▸ Extracted text
_____

Within the developed world, a subset of countries consists of the Anglosphere. The core is Britain, the US, Canada, Australia, and New Zealand, but Ireland has to be on the list too, as should Singapore and to varying extents Israel and Hong Kong. Which features separate them from the remainder of the first world:

  • For the most part, they use English as their usual language – but Israel, Hong Kong, and Quebec do not, and Singapore only does as a public language while maintaining Chinese, Malay, and Tamil as home languages.
  • They use English common law – but Quebec uses a French-derived code for civil law.
  • They have extensive right to trial by jury – but Israel and Singapore have no juries.
  • They use single-member districts in elections – but Singapore and Hong Kong are undemocratic, Israel and New Zealand use proportional representation, Ireland uses single transferable vote, and Australia’s single-member districts use instant runoff (cf. France’s single-member districts with runoffs).

_____

▸ Material
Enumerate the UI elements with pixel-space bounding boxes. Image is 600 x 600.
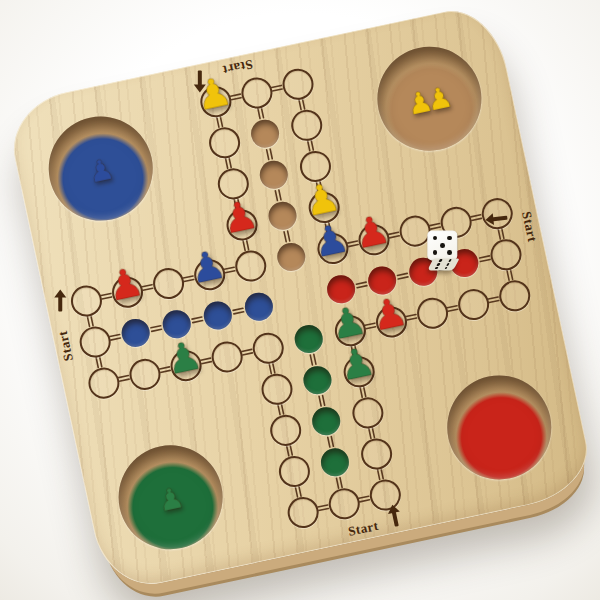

_____

▸ Tasks to carry out
a) In the passage on the Anglosphere, which countries make up its core?
b) Rewrite the passage on the Anglosphere from "Within the developed" up to and including "for civil law.", swapping "common law" for "case law".
c) Continue the passage on the Anglosphere from where it stops.

▸ Set of answers
a) Britain, the US, Canada, Australia, and New Zealand.

b)
Within the developed world, a subset of countries consists of the Anglosphere. The core is Britain, the US, Canada, Australia, and New Zealand, but Ireland has to be on the list too, as should Singapore and to varying extents Israel and Hong Kong. Which features separate them from the remainder of the first world:

  • For the most part, they use English as their usual language – but Israel, Hong Kong, and Quebec do not, and Singapore only does as a public language while maintaining Chinese, Malay, and Tamil as home languages.
  • They use English case law – but Quebec uses a French-derived code for civil law.

c)
  • They have higher economic inequality than other developed countries, lower taxes and government spending, and weaker unions – but there are some exceptions (e.g. Canada and Australia are less unequal than Italy, and South Korea and Japan have lower taxes than most of the Anglosphere), and moreover the ranges within both the Anglosphere and the rest of the developed world are quite wide.
  • They make extensive use of privatization and public-private partnerships for infrastructure and services – but Stockholm contracts out its urban rail whereas no major American city does, and France built one of its recent high-speed lines, the one to Bordeaux, as a PPP.
  • The smaller countries see the US, the UK, or both as inspirations for what modern prosperity looks like – but Israel compares itself with both the US and Western Europe (especially Germany), Singapore’s cultural cringe extends toward both the US/UK and bigger East Asian countries, and Hong Kong is torn between Western and Chinese models.

Every distinguishing feature of the Anglosphere can be made to correlate with high construction costs, but that tells us little, because it could be that this is just a spurious relationship, the real cause being something else about the Anglosphere. When making a claim about what makes the US, UK, and Canada so expensive to build in, it’s useful to test it against special cases – that is, countries that are part of the Anglosphere in general but fail that specific criterion.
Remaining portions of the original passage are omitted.